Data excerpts
:::::
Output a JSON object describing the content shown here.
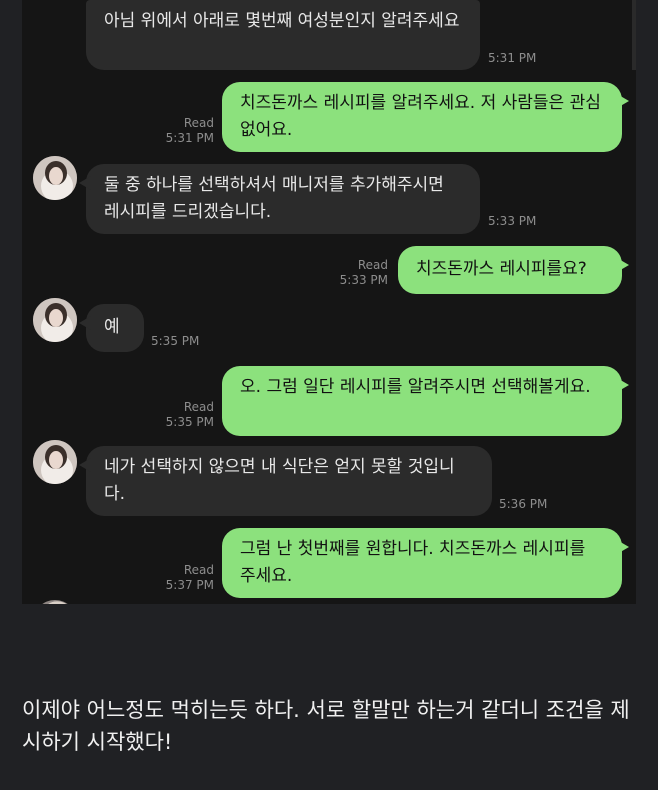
{
  "messages": [
    {
      "side": "received",
      "text": "아님 위에서 아래로 몇번째 여성분인지 알려주세요",
      "time": "5:31 PM"
    },
    {
      "side": "sent",
      "text": "치즈돈까스 레시피를 알려주세요. 저 사람들은 관심없어요.",
      "status": "Read",
      "time": "5:31 PM"
    },
    {
      "side": "received",
      "text": "둘 중 하나를 선택하셔서 매니저를 추가해주시면 레시피를 드리겠습니다.",
      "time": "5:33 PM"
    },
    {
      "side": "sent",
      "text": "치즈돈까스 레시피를요?",
      "status": "Read",
      "time": "5:33 PM"
    },
    {
      "side": "received",
      "text": "예",
      "time": "5:35 PM"
    },
    {
      "side": "sent",
      "text": "오. 그럼 일단 레시피를 알려주시면 선택해볼게요.",
      "status": "Read",
      "time": "5:35 PM"
    },
    {
      "side": "received",
      "text": "네가 선택하지 않으면 내 식단은 얻지 못할 것입니다.",
      "time": "5:36 PM"
    },
    {
      "side": "sent",
      "text": "그럼 난 첫번째를 원합니다. 치즈돈까스 레시피를 주세요.",
      "status": "Read",
      "time": "5:37 PM"
    }
  ],
  "caption": "이제야 어느정도 먹히는듯 하다. 서로 할말만 하는거 같더니 조건을 제시하기 시작했다!",
  "colors": {
    "sent_bubble": "#8ce17d",
    "received_bubble": "#2b2b2b",
    "chat_bg": "#151515",
    "page_bg": "#202124"
  }
}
:::::
**WORK INSTRUCTIONS:**
Leave every image out, and retype the material exactly.

**COMPLETE ANSWER:**
Output a JSON object describing the content shown here.
{
  "messages": [
    {
      "side": "received",
      "text": "아님 위에서 아래로 몇번째 여성분인지 알려주세요",
      "time": "5:31 PM"
    },
    {
      "side": "sent",
      "text": "치즈돈까스 레시피를 알려주세요. 저 사람들은 관심없어요.",
      "status": "Read",
      "time": "5:31 PM"
    },
    {
      "side": "received",
      "text": "둘 중 하나를 선택하셔서 매니저를 추가해주시면 레시피를 드리겠습니다.",
      "time": "5:33 PM"
    },
    {
      "side": "sent",
      "text": "치즈돈까스 레시피를요?",
      "status": "Read",
      "time": "5:33 PM"
    },
    {
      "side": "received",
      "text": "예",
      "time": "5:35 PM"
    },
    {
      "side": "sent",
      "text": "오. 그럼 일단 레시피를 알려주시면 선택해볼게요.",
      "status": "Read",
      "time": "5:35 PM"
    },
    {
      "side": "received",
      "text": "네가 선택하지 않으면 내 식단은 얻지 못할 것입니다.",
      "time": "5:36 PM"
    },
    {
      "side": "sent",
      "text": "그럼 난 첫번째를 원합니다. 치즈돈까스 레시피를 주세요.",
      "status": "Read",
      "time": "5:37 PM"
    }
  ],
  "caption": "이제야 어느정도 먹히는듯 하다. 서로 할말만 하는거 같더니 조건을 제시하기 시작했다!",
  "colors": {
    "sent_bubble": "#8ce17d",
    "received_bubble": "#2b2b2b",
    "chat_bg": "#151515",
    "page_bg": "#202124"
  }
}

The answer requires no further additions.